# [Records about charts and figures]
══════════════════════════════
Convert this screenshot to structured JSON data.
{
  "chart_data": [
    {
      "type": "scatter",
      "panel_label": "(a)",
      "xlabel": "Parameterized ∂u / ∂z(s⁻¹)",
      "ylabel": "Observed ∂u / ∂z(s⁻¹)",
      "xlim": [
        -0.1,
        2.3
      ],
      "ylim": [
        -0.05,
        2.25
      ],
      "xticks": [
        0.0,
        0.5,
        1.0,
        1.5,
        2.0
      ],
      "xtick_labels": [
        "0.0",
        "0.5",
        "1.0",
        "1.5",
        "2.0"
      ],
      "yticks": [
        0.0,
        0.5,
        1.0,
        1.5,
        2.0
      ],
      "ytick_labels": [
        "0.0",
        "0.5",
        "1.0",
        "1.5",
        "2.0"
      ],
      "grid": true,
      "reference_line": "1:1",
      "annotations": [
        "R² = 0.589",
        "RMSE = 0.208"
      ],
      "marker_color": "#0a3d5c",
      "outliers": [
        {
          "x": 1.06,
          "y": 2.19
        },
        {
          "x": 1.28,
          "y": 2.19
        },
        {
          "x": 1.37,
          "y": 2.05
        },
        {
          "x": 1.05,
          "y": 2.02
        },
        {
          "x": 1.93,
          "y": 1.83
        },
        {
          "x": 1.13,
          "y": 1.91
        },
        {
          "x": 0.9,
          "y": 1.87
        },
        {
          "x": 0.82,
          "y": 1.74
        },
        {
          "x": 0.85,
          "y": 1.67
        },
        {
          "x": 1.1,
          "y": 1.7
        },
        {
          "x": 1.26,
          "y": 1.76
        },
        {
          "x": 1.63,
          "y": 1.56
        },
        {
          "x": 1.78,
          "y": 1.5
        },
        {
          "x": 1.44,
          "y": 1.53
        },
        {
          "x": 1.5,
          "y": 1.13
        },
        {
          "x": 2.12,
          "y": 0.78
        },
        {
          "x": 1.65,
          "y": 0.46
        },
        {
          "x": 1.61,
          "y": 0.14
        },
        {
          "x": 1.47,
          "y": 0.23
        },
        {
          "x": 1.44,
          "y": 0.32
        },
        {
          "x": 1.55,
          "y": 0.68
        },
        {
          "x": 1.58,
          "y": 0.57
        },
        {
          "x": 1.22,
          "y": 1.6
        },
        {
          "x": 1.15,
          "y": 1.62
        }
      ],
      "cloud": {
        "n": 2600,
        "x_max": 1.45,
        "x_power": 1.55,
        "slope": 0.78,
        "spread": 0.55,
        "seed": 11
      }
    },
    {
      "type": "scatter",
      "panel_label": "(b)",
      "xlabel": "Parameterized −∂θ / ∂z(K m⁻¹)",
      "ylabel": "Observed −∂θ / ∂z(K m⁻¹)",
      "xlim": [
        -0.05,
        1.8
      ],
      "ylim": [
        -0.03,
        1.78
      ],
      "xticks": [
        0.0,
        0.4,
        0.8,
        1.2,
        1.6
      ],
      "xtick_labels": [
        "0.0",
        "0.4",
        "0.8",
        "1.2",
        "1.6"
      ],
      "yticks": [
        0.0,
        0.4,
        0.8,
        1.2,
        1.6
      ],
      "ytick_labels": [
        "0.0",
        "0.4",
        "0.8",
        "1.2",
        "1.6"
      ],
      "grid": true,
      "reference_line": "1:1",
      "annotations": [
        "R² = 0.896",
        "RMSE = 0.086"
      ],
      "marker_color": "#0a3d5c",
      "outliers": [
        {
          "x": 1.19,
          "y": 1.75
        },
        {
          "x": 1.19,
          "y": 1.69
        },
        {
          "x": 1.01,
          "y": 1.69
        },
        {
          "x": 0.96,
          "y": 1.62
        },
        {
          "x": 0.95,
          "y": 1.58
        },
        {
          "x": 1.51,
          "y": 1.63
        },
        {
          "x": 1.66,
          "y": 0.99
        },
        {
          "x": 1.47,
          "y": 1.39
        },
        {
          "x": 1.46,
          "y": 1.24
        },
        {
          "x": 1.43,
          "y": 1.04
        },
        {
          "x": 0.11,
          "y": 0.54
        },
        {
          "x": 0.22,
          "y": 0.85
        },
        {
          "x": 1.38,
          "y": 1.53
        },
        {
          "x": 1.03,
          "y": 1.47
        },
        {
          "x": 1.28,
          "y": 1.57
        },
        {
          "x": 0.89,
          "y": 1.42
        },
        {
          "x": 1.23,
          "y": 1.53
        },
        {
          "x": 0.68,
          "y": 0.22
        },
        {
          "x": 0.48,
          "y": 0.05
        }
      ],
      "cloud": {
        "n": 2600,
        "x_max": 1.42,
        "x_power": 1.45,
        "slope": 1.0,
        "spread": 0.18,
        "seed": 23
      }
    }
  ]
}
══════════════════════════════
# [REQUIRED WORK]
Transcribe every entry exactly, omitting nothing.

# [RESPONSE TO THE TASK]
Convert this screenshot to structured JSON data.
{
  "chart_data": [
    {
      "type": "scatter",
      "panel_label": "(a)",
      "xlabel": "Parameterized ∂u / ∂z(s⁻¹)",
      "ylabel": "Observed ∂u / ∂z(s⁻¹)",
      "xlim": [
        -0.1,
        2.3
      ],
      "ylim": [
        -0.05,
        2.25
      ],
      "xticks": [
        0.0,
        0.5,
        1.0,
        1.5,
        2.0
      ],
      "xtick_labels": [
        "0.0",
        "0.5",
        "1.0",
        "1.5",
        "2.0"
      ],
      "yticks": [
        0.0,
        0.5,
        1.0,
        1.5,
        2.0
      ],
      "ytick_labels": [
        "0.0",
        "0.5",
        "1.0",
        "1.5",
        "2.0"
      ],
      "grid": true,
      "reference_line": "1:1",
      "annotations": [
        "R² = 0.589",
        "RMSE = 0.208"
      ],
      "marker_color": "#0a3d5c",
      "outliers": [
        {
          "x": 1.06,
          "y": 2.19
        },
        {
          "x": 1.28,
          "y": 2.19
        },
        {
          "x": 1.37,
          "y": 2.05
        },
        {
          "x": 1.05,
          "y": 2.02
        },
        {
          "x": 1.93,
          "y": 1.83
        },
        {
          "x": 1.13,
          "y": 1.91
        },
        {
          "x": 0.9,
          "y": 1.87
        },
        {
          "x": 0.82,
          "y": 1.74
        },
        {
          "x": 0.85,
          "y": 1.67
        },
        {
          "x": 1.1,
          "y": 1.7
        },
        {
          "x": 1.26,
          "y": 1.76
        },
        {
          "x": 1.63,
          "y": 1.56
        },
        {
          "x": 1.78,
          "y": 1.5
        },
        {
          "x": 1.44,
          "y": 1.53
        },
        {
          "x": 1.5,
          "y": 1.13
        },
        {
          "x": 2.12,
          "y": 0.78
        },
        {
          "x": 1.65,
          "y": 0.46
        },
        {
          "x": 1.61,
          "y": 0.14
        },
        {
          "x": 1.47,
          "y": 0.23
        },
        {
          "x": 1.44,
          "y": 0.32
        },
        {
          "x": 1.55,
          "y": 0.68
        },
        {
          "x": 1.58,
          "y": 0.57
        },
        {
          "x": 1.22,
          "y": 1.6
        },
        {
          "x": 1.15,
          "y": 1.62
        }
      ],
      "cloud": {
        "n": 2600,
        "x_max": 1.45,
        "x_power": 1.55,
        "slope": 0.78,
        "spread": 0.55,
        "seed": 11
      }
    },
    {
      "type": "scatter",
      "panel_label": "(b)",
      "xlabel": "Parameterized −∂θ / ∂z(K m⁻¹)",
      "ylabel": "Observed −∂θ / ∂z(K m⁻¹)",
      "xlim": [
        -0.05,
        1.8
      ],
      "ylim": [
        -0.03,
        1.78
      ],
      "xticks": [
        0.0,
        0.4,
        0.8,
        1.2,
        1.6
      ],
      "xtick_labels": [
        "0.0",
        "0.4",
        "0.8",
        "1.2",
        "1.6"
      ],
      "yticks": [
        0.0,
        0.4,
        0.8,
        1.2,
        1.6
      ],
      "ytick_labels": [
        "0.0",
        "0.4",
        "0.8",
        "1.2",
        "1.6"
      ],
      "grid": true,
      "reference_line": "1:1",
      "annotations": [
        "R² = 0.896",
        "RMSE = 0.086"
      ],
      "marker_color": "#0a3d5c",
      "outliers": [
        {
          "x": 1.19,
          "y": 1.75
        },
        {
          "x": 1.19,
          "y": 1.69
        },
        {
          "x": 1.01,
          "y": 1.69
        },
        {
          "x": 0.96,
          "y": 1.62
        },
        {
          "x": 0.95,
          "y": 1.58
        },
        {
          "x": 1.51,
          "y": 1.63
        },
        {
          "x": 1.66,
          "y": 0.99
        },
        {
          "x": 1.47,
          "y": 1.39
        },
        {
          "x": 1.46,
          "y": 1.24
        },
        {
          "x": 1.43,
          "y": 1.04
        },
        {
          "x": 0.11,
          "y": 0.54
        },
        {
          "x": 0.22,
          "y": 0.85
        },
        {
          "x": 1.38,
          "y": 1.53
        },
        {
          "x": 1.03,
          "y": 1.47
        },
        {
          "x": 1.28,
          "y": 1.57
        },
        {
          "x": 0.89,
          "y": 1.42
        },
        {
          "x": 1.23,
          "y": 1.53
        },
        {
          "x": 0.68,
          "y": 0.22
        },
        {
          "x": 0.48,
          "y": 0.05
        }
      ],
      "cloud": {
        "n": 2600,
        "x_max": 1.42,
        "x_power": 1.45,
        "slope": 1.0,
        "spread": 0.18,
        "seed": 23
      }
    }
  ]
}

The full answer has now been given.